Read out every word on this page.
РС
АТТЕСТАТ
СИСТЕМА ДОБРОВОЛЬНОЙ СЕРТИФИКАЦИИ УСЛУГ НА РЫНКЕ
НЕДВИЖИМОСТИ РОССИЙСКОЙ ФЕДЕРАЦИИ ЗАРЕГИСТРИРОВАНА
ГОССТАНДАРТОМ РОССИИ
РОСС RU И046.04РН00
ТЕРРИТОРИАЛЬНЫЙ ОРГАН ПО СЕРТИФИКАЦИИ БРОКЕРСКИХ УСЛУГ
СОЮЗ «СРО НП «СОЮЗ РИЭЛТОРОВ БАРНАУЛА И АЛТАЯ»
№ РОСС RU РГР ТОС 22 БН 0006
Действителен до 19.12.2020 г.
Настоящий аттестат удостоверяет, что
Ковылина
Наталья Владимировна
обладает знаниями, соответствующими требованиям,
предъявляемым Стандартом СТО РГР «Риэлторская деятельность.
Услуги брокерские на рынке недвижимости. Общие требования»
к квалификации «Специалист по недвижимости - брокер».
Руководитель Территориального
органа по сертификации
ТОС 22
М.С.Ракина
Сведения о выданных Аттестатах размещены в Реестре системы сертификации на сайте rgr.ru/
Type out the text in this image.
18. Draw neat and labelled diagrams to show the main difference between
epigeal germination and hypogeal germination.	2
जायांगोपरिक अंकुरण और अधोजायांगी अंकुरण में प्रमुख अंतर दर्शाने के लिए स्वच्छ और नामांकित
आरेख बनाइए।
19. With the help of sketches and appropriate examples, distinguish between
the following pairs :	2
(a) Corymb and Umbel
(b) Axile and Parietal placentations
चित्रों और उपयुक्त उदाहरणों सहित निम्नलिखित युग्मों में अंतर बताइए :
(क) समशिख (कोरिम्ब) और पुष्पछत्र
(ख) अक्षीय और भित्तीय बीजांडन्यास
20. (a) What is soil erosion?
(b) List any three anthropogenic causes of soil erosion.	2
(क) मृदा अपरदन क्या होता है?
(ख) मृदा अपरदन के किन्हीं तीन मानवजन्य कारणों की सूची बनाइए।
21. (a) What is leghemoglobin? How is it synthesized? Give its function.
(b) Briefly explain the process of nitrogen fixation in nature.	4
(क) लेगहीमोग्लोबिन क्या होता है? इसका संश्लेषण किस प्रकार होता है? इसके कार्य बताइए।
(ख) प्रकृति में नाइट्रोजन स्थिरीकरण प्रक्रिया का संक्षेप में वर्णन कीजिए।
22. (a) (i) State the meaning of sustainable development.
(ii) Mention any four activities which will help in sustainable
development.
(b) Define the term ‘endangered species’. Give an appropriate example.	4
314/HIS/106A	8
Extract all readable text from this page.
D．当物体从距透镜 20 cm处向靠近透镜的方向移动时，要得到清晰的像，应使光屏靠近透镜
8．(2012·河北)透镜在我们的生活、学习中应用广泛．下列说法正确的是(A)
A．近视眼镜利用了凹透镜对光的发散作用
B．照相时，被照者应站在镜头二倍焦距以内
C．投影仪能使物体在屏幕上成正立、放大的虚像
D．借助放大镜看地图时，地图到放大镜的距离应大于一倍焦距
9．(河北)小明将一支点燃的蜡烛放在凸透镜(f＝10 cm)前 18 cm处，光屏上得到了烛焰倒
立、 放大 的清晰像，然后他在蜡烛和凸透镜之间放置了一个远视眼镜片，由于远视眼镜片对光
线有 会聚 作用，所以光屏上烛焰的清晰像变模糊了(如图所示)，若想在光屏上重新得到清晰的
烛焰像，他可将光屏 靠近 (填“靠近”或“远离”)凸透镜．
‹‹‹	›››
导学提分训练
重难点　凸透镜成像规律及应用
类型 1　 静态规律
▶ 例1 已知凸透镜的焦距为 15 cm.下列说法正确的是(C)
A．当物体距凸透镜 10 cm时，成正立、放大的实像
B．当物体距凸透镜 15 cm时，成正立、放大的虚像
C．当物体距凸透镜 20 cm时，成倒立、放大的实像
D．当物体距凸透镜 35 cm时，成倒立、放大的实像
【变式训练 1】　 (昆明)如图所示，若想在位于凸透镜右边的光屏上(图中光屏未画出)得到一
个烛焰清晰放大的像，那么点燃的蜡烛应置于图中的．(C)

_The task_
Show every line in the records above that contains the word "help".

_The result_
19. With the help of sketches and appropriate examples, distinguish between
(ii) Mention any four activities which will help in sustainable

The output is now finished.